(Excerpts from a figure dataset)

▼▼▼

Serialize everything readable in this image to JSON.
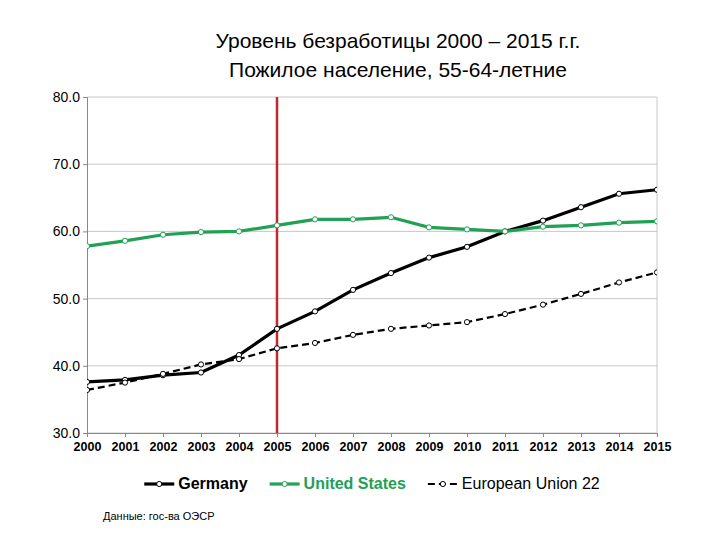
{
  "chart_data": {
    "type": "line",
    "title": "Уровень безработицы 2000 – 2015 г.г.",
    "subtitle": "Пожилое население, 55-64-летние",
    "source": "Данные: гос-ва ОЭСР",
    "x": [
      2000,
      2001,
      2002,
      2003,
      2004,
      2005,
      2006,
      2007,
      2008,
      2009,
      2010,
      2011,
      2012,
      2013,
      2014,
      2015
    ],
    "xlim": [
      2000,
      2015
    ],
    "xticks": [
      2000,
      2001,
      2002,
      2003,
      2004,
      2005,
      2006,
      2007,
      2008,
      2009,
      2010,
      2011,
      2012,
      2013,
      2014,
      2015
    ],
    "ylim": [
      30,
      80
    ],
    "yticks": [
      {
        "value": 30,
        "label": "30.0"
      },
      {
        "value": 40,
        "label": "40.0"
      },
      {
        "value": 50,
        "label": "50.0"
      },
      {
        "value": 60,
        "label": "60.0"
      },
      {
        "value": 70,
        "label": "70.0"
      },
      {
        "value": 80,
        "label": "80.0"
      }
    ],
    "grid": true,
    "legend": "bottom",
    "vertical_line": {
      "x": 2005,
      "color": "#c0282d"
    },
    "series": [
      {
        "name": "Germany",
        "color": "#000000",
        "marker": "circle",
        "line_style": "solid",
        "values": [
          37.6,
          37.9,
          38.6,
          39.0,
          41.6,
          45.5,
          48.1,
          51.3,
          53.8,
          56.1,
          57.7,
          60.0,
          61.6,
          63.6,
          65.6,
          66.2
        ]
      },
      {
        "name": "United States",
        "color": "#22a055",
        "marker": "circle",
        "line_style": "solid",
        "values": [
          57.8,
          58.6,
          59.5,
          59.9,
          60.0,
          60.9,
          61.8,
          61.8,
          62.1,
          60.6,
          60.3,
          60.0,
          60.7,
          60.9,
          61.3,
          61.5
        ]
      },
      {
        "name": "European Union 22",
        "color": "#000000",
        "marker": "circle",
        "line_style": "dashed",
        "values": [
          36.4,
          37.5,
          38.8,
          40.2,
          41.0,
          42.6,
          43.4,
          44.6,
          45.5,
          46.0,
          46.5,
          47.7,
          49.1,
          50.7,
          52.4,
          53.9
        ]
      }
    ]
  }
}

▲▲▲
▼▼▼

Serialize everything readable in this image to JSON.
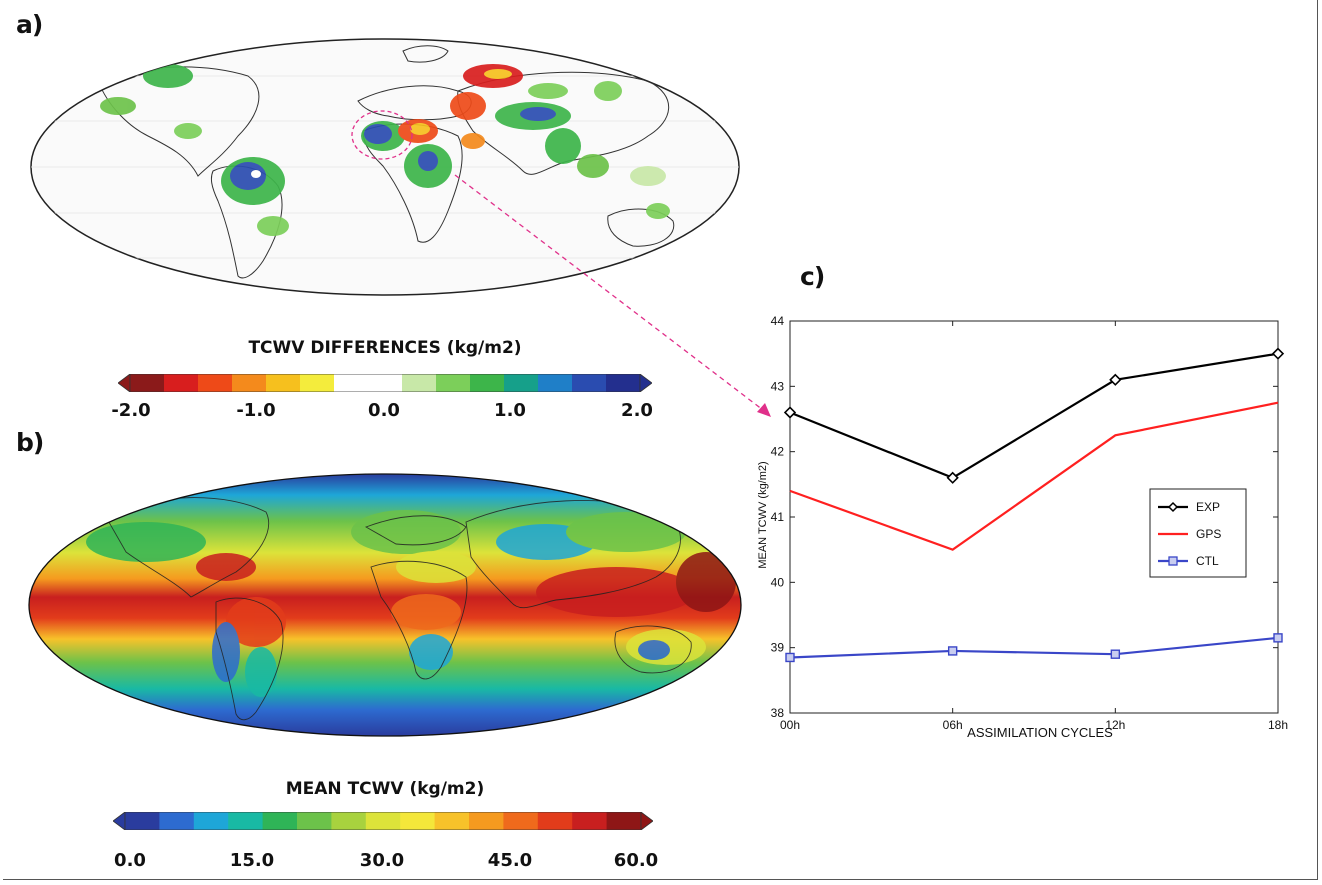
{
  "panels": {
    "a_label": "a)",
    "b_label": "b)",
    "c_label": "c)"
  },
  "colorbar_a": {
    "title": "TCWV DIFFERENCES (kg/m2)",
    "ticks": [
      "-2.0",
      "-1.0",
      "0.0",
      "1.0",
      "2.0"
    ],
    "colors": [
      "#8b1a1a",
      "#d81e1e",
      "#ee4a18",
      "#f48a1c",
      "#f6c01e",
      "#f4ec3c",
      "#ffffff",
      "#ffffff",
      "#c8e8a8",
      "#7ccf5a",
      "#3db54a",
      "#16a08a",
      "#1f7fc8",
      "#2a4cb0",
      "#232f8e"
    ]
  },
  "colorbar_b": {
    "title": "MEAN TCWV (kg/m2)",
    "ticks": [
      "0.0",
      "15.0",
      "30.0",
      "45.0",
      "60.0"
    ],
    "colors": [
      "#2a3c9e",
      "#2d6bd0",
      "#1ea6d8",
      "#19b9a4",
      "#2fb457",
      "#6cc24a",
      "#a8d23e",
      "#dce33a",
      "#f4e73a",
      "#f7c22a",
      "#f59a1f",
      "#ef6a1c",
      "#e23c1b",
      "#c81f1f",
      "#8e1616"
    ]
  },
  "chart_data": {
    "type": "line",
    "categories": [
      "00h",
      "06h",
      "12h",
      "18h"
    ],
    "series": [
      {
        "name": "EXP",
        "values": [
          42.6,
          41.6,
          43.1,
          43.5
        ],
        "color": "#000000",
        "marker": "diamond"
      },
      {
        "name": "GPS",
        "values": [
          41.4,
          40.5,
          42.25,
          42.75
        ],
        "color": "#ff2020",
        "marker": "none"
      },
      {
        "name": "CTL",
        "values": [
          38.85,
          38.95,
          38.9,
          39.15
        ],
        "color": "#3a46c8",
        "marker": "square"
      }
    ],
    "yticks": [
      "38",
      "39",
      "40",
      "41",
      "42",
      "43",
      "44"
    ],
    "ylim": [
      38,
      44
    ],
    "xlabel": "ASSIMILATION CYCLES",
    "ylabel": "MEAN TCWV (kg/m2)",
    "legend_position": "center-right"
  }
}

▲▲▲

### AIM OF THE TASK
Each line in the entries above that includes the string "name" should be extracted.

### CORRECT RESULT
        "name": "Germany",
        "name": "United States",
        "name": "European Union 22",
        "name": "EXP",
        "name": "GPS",
        "name": "CTL",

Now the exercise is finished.